TEXT EXCERPT.
⁂

Fact checking President Obama's visit to Milwaukee

MILWAUKEE -- FOX6 News is debuting a new effort called "Reality Check" with our political reporter Theo Keith. Our mission is to fact check claims made by government officials and candidates. Throughout 2016 and beyond, we will be looking at attack ads, robo calls, debates and more.

Pres. Obama speaks at UCC in Milwaukee

With the state suing over the Affordable Care Act, and with Milwaukee embracing it, having won the "Healthy Communities Challenge," netting a visit from President Barack Obama, it was time to put the president's speech through our first "Reality Check."

President Obama visited Milwaukee on Thursday, March 3rd -- congratulating the city for signing up thousands of people under the health care law he pushed for.

"All told, counting new folks and people renewing their coverage, you got nearly 90,000 people to sign up," President Obama said.

The claim needs clarification, according to Reality Check.

President Barack Obama signs Affordable Care Act into law

According to the White House numbers, 89,000 people either signed up for the first time or renewed their coverage during the recent open enrollment period that ran Nov. 1 through Jan. 31.

About 38,000 people, or less than half, signed up for the first time. The rest of the people, slightly more than 50,000, simply renewed their coverage.

During the visit to Milwaukee, the president said the law has been successful.

"Our businesses have created jobs every single month starting the month I signed the ACA into law," President Obama said.

This is true, Reality Check found.

On the graph below from the U.S. Bureau of Labor Statistics, private-sector job growth has remained positive -- adding jobs for 71 straight months since the president signed the health care law in March 2010 (the one dip below zero on the graph, signaling a job loss, happened in February 2010).

Of course, it's impossible to know how job growth would've progressed over the past six years without the health care law.

Against that backdrop, President Obama blamed Governor Scott Walker for fighting it.

"Your governor still refuses to expand Medicaid in this state. We could cover another 21,000 Wisconsinites with the stroke of his pen," President Obama told the crowd in Milwaukee.

The claim needs clarification, Reality Check found.

Wisconsin has rejected federal money to expand BadgerCare, which is Wisconsin's Medicaid program.

Governor Scott Walker

Governor Walker says he turned it down because he doesn't trust the federal government to continue funding at least 90 percent of the expansion as promised, fearing that Wisconsin taxpayers would be left holding the bag.

According to one analysis by the nonpartisan Legislative Fiscal Bureau, as many as 81,000 people living would be covered if Wisconsin adopted the full expansion.

Walker and state lawmakers changed BadgerCare in 2012 so that everyone under the federal poverty level would be covered by the program. An estimated 83,000 people were enrolled.

⁂

ENTRIES PROVIDED.

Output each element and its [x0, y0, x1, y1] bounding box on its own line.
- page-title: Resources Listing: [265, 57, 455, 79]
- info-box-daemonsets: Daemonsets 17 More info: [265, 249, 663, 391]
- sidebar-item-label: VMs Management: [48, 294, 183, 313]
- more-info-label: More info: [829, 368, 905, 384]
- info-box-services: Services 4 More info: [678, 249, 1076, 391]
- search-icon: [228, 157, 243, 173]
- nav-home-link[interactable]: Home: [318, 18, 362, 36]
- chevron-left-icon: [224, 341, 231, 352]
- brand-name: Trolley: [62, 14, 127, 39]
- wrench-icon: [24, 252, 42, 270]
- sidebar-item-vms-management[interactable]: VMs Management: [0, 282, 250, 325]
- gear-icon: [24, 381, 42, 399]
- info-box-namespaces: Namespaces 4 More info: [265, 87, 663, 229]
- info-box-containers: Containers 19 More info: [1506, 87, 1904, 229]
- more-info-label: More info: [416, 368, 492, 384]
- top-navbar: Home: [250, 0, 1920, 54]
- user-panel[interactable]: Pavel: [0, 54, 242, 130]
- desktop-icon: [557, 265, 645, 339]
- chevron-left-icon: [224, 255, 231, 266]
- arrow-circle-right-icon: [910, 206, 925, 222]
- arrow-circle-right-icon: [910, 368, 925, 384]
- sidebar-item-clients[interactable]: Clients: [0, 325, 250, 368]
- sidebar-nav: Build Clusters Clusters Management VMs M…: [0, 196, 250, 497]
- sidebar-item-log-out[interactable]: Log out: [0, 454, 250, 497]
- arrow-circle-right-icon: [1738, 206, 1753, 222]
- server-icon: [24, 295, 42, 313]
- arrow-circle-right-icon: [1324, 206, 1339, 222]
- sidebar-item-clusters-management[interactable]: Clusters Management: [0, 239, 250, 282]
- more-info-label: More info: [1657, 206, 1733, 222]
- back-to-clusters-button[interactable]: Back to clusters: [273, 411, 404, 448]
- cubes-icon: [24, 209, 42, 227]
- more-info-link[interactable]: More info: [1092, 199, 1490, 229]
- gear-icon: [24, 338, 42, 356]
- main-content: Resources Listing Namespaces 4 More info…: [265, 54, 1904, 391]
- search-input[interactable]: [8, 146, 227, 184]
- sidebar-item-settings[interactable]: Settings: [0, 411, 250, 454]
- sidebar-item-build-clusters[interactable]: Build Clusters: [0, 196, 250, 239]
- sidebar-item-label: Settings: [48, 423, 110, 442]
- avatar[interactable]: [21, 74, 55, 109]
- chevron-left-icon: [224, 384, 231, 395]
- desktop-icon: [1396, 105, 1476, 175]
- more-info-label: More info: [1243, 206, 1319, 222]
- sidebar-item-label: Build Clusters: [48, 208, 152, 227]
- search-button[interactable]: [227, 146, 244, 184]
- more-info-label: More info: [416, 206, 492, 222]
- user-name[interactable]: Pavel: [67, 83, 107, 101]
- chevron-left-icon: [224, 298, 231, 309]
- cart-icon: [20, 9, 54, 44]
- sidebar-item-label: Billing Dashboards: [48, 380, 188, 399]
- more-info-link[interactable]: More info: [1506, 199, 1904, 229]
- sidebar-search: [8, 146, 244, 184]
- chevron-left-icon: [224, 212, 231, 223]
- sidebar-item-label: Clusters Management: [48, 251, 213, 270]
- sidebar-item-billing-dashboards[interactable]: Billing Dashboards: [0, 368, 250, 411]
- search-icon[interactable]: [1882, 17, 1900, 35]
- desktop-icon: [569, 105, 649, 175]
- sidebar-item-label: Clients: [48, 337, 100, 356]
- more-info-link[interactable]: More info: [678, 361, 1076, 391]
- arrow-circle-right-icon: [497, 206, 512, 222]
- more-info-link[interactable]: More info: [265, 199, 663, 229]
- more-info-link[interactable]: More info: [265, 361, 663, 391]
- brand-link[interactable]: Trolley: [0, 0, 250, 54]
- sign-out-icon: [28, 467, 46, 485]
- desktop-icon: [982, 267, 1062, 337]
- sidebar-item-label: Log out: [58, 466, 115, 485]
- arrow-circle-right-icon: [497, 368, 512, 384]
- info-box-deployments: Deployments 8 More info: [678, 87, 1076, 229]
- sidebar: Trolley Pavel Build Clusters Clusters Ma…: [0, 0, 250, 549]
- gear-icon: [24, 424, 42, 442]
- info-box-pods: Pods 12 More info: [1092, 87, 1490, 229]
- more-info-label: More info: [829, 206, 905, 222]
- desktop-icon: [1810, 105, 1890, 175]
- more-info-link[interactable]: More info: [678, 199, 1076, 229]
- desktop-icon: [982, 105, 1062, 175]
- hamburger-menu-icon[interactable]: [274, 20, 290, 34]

⁂

TASK GOAL.
Print everything in the Obama fact check from "President Barack Obama signs" down to "through Jan. 31.". You won't need the records for this.

OUTPUT FOR THIS TASK.
President Barack Obama signs Affordable Care Act into law

According to the White House numbers, 89,000 people either signed up for the first time or renewed their coverage during the recent open enrollment period that ran Nov. 1 through Jan. 31.